- _AIM_
Omit the pictures, please, and give each record below again exactly.

□ □ □ □ □

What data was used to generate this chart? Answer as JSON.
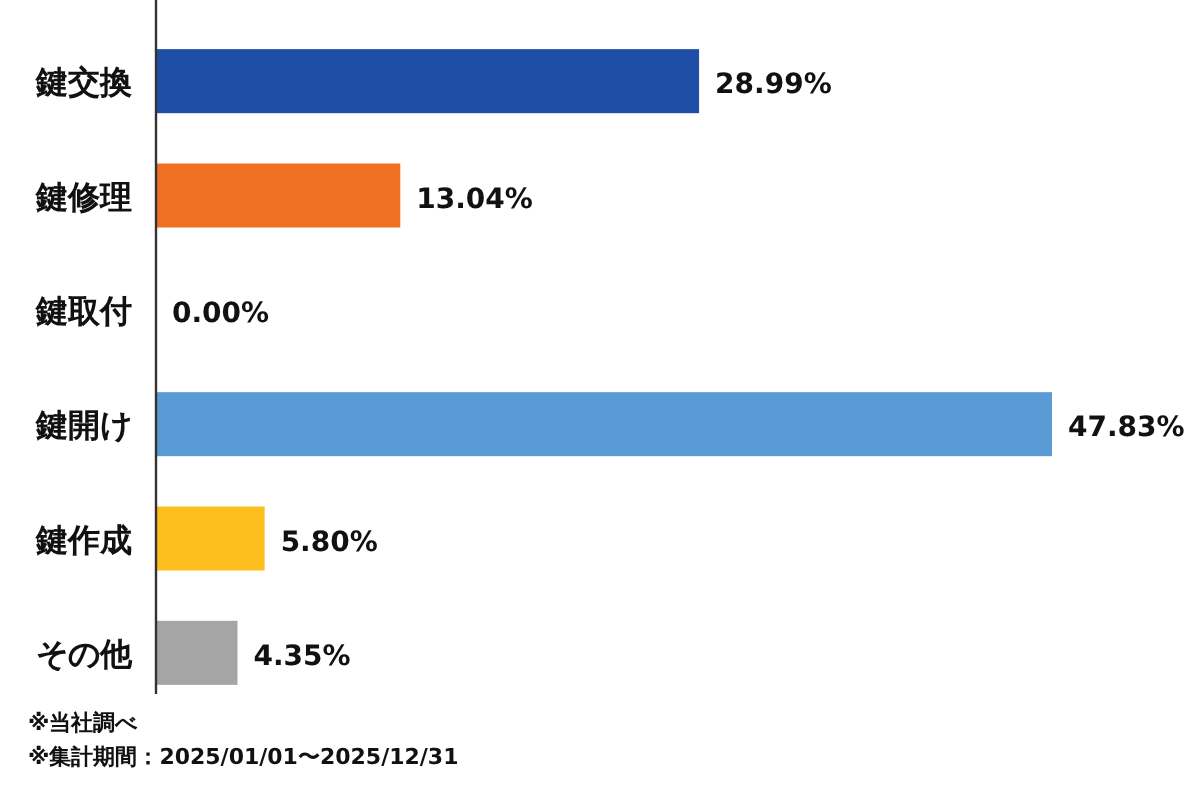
{
  "chart_data": {
    "type": "bar",
    "orientation": "horizontal",
    "categories": [
      "鍵交換",
      "鍵修理",
      "鍵取付",
      "鍵開け",
      "鍵作成",
      "その他"
    ],
    "values": [
      28.99,
      13.04,
      0.0,
      47.83,
      5.8,
      4.35
    ],
    "value_labels": [
      "28.99%",
      "13.04%",
      "0.00%",
      "47.83%",
      "5.80%",
      "4.35%"
    ],
    "colors": [
      "#1f4ea6",
      "#ef7023",
      "#7f7f7f",
      "#5b9bd5",
      "#fdbf1e",
      "#a5a5a5"
    ],
    "annotations": [
      "※当社調べ",
      "※集計期間：2025/01/01〜2025/12/31"
    ]
  }
}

□ □ □ □ □

- _SOLUTION_
What data was used to generate this chart? Answer as JSON.
{
  "chart_data": {
    "type": "bar",
    "orientation": "horizontal",
    "categories": [
      "鍵交換",
      "鍵修理",
      "鍵取付",
      "鍵開け",
      "鍵作成",
      "その他"
    ],
    "values": [
      28.99,
      13.04,
      0.0,
      47.83,
      5.8,
      4.35
    ],
    "value_labels": [
      "28.99%",
      "13.04%",
      "0.00%",
      "47.83%",
      "5.80%",
      "4.35%"
    ],
    "colors": [
      "#1f4ea6",
      "#ef7023",
      "#7f7f7f",
      "#5b9bd5",
      "#fdbf1e",
      "#a5a5a5"
    ],
    "annotations": [
      "※当社調べ",
      "※集計期間：2025/01/01〜2025/12/31"
    ]
  }
}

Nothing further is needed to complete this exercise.